(Figure record extracts)
※ ※ ※
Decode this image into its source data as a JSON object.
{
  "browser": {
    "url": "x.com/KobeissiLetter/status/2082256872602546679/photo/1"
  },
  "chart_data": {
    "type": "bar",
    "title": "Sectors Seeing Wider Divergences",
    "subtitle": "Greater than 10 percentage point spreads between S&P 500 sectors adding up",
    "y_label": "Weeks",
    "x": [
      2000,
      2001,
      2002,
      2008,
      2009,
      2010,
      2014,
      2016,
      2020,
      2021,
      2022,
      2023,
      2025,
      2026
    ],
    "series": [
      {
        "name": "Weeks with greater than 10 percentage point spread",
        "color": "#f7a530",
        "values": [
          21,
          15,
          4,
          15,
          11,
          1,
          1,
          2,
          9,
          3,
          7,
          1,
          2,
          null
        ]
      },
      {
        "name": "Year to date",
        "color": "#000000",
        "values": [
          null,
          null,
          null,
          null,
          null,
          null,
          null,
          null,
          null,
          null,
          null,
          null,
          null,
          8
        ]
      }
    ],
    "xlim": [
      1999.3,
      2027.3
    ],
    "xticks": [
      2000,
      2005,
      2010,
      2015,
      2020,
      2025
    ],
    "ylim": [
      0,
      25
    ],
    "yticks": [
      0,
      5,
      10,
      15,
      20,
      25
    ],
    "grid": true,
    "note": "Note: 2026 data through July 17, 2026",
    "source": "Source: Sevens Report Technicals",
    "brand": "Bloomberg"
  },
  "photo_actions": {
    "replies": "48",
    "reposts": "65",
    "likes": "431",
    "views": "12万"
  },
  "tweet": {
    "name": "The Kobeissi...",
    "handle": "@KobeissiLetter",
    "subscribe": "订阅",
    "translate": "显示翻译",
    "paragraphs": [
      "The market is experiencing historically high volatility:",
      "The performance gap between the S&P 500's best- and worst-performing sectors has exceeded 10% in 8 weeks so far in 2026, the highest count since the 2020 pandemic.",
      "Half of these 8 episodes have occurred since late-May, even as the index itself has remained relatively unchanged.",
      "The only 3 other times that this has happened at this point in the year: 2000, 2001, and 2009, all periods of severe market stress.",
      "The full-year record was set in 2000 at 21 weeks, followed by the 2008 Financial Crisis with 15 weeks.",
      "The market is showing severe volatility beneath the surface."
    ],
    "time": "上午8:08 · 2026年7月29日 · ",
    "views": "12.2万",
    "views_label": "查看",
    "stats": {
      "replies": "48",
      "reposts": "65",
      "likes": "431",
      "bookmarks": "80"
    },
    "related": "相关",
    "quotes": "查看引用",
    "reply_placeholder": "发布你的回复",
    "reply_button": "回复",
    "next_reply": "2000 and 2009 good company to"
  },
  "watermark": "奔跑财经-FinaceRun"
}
※ ※ ※
Output each record precisely as given.

Exercise output
Decode this image into its source data as a JSON object.
{
  "browser": {
    "url": "x.com/KobeissiLetter/status/2082256872602546679/photo/1"
  },
  "chart_data": {
    "type": "bar",
    "title": "Sectors Seeing Wider Divergences",
    "subtitle": "Greater than 10 percentage point spreads between S&P 500 sectors adding up",
    "y_label": "Weeks",
    "x": [
      2000,
      2001,
      2002,
      2008,
      2009,
      2010,
      2014,
      2016,
      2020,
      2021,
      2022,
      2023,
      2025,
      2026
    ],
    "series": [
      {
        "name": "Weeks with greater than 10 percentage point spread",
        "color": "#f7a530",
        "values": [
          21,
          15,
          4,
          15,
          11,
          1,
          1,
          2,
          9,
          3,
          7,
          1,
          2,
          null
        ]
      },
      {
        "name": "Year to date",
        "color": "#000000",
        "values": [
          null,
          null,
          null,
          null,
          null,
          null,
          null,
          null,
          null,
          null,
          null,
          null,
          null,
          8
        ]
      }
    ],
    "xlim": [
      1999.3,
      2027.3
    ],
    "xticks": [
      2000,
      2005,
      2010,
      2015,
      2020,
      2025
    ],
    "ylim": [
      0,
      25
    ],
    "yticks": [
      0,
      5,
      10,
      15,
      20,
      25
    ],
    "grid": true,
    "note": "Note: 2026 data through July 17, 2026",
    "source": "Source: Sevens Report Technicals",
    "brand": "Bloomberg"
  },
  "photo_actions": {
    "replies": "48",
    "reposts": "65",
    "likes": "431",
    "views": "12万"
  },
  "tweet": {
    "name": "The Kobeissi...",
    "handle": "@KobeissiLetter",
    "subscribe": "订阅",
    "translate": "显示翻译",
    "paragraphs": [
      "The market is experiencing historically high volatility:",
      "The performance gap between the S&P 500's best- and worst-performing sectors has exceeded 10% in 8 weeks so far in 2026, the highest count since the 2020 pandemic.",
      "Half of these 8 episodes have occurred since late-May, even as the index itself has remained relatively unchanged.",
      "The only 3 other times that this has happened at this point in the year: 2000, 2001, and 2009, all periods of severe market stress.",
      "The full-year record was set in 2000 at 21 weeks, followed by the 2008 Financial Crisis with 15 weeks.",
      "The market is showing severe volatility beneath the surface."
    ],
    "time": "上午8:08 · 2026年7月29日 · ",
    "views": "12.2万",
    "views_label": "查看",
    "stats": {
      "replies": "48",
      "reposts": "65",
      "likes": "431",
      "bookmarks": "80"
    },
    "related": "相关",
    "quotes": "查看引用",
    "reply_placeholder": "发布你的回复",
    "reply_button": "回复",
    "next_reply": "2000 and 2009 good company to"
  },
  "watermark": "奔跑财经-FinaceRun"
}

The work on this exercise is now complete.